-- start of THE DATA --

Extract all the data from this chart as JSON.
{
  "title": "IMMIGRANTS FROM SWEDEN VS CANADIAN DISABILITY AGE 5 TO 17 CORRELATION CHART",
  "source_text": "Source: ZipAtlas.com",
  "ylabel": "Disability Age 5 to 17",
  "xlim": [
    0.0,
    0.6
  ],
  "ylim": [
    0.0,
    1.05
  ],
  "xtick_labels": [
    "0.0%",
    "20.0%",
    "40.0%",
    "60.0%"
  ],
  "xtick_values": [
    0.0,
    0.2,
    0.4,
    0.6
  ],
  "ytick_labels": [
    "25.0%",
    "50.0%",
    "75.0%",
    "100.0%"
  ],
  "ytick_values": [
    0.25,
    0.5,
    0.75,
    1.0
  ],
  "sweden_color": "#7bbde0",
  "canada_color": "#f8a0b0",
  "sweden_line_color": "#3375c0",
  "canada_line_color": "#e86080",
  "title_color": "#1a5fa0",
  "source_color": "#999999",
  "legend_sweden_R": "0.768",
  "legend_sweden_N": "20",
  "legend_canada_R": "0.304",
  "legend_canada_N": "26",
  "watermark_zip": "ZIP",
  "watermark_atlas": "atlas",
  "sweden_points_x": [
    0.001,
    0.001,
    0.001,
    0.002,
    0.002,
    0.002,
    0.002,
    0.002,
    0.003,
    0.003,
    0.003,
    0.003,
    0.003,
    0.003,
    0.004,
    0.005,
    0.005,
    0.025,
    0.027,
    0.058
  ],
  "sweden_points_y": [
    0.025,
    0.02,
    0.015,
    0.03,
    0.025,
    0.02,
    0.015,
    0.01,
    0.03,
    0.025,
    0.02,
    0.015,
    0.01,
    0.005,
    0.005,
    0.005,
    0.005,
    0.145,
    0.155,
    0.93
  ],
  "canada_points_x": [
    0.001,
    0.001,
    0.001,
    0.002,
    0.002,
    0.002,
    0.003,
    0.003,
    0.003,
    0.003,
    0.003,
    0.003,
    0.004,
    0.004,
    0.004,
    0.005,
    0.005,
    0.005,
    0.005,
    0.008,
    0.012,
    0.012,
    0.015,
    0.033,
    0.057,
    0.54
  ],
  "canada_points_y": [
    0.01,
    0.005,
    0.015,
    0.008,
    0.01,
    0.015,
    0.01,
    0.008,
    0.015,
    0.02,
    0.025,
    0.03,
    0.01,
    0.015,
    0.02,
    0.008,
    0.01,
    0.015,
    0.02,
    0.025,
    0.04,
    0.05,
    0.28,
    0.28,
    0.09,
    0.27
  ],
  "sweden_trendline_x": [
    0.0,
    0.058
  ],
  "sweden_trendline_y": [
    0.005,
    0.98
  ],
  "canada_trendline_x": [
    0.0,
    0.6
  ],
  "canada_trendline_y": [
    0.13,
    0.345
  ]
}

-- end of THE DATA --

* **SET EXERCISE**
Return all of the above records exactly, leaving no line out.

* **RESPONSE BELOW**
Extract all the data from this chart as JSON.
{
  "title": "IMMIGRANTS FROM SWEDEN VS CANADIAN DISABILITY AGE 5 TO 17 CORRELATION CHART",
  "source_text": "Source: ZipAtlas.com",
  "ylabel": "Disability Age 5 to 17",
  "xlim": [
    0.0,
    0.6
  ],
  "ylim": [
    0.0,
    1.05
  ],
  "xtick_labels": [
    "0.0%",
    "20.0%",
    "40.0%",
    "60.0%"
  ],
  "xtick_values": [
    0.0,
    0.2,
    0.4,
    0.6
  ],
  "ytick_labels": [
    "25.0%",
    "50.0%",
    "75.0%",
    "100.0%"
  ],
  "ytick_values": [
    0.25,
    0.5,
    0.75,
    1.0
  ],
  "sweden_color": "#7bbde0",
  "canada_color": "#f8a0b0",
  "sweden_line_color": "#3375c0",
  "canada_line_color": "#e86080",
  "title_color": "#1a5fa0",
  "source_color": "#999999",
  "legend_sweden_R": "0.768",
  "legend_sweden_N": "20",
  "legend_canada_R": "0.304",
  "legend_canada_N": "26",
  "watermark_zip": "ZIP",
  "watermark_atlas": "atlas",
  "sweden_points_x": [
    0.001,
    0.001,
    0.001,
    0.002,
    0.002,
    0.002,
    0.002,
    0.002,
    0.003,
    0.003,
    0.003,
    0.003,
    0.003,
    0.003,
    0.004,
    0.005,
    0.005,
    0.025,
    0.027,
    0.058
  ],
  "sweden_points_y": [
    0.025,
    0.02,
    0.015,
    0.03,
    0.025,
    0.02,
    0.015,
    0.01,
    0.03,
    0.025,
    0.02,
    0.015,
    0.01,
    0.005,
    0.005,
    0.005,
    0.005,
    0.145,
    0.155,
    0.93
  ],
  "canada_points_x": [
    0.001,
    0.001,
    0.001,
    0.002,
    0.002,
    0.002,
    0.003,
    0.003,
    0.003,
    0.003,
    0.003,
    0.003,
    0.004,
    0.004,
    0.004,
    0.005,
    0.005,
    0.005,
    0.005,
    0.008,
    0.012,
    0.012,
    0.015,
    0.033,
    0.057,
    0.54
  ],
  "canada_points_y": [
    0.01,
    0.005,
    0.015,
    0.008,
    0.01,
    0.015,
    0.01,
    0.008,
    0.015,
    0.02,
    0.025,
    0.03,
    0.01,
    0.015,
    0.02,
    0.008,
    0.01,
    0.015,
    0.02,
    0.025,
    0.04,
    0.05,
    0.28,
    0.28,
    0.09,
    0.27
  ],
  "sweden_trendline_x": [
    0.0,
    0.058
  ],
  "sweden_trendline_y": [
    0.005,
    0.98
  ],
  "canada_trendline_x": [
    0.0,
    0.6
  ],
  "canada_trendline_y": [
    0.13,
    0.345
  ]
}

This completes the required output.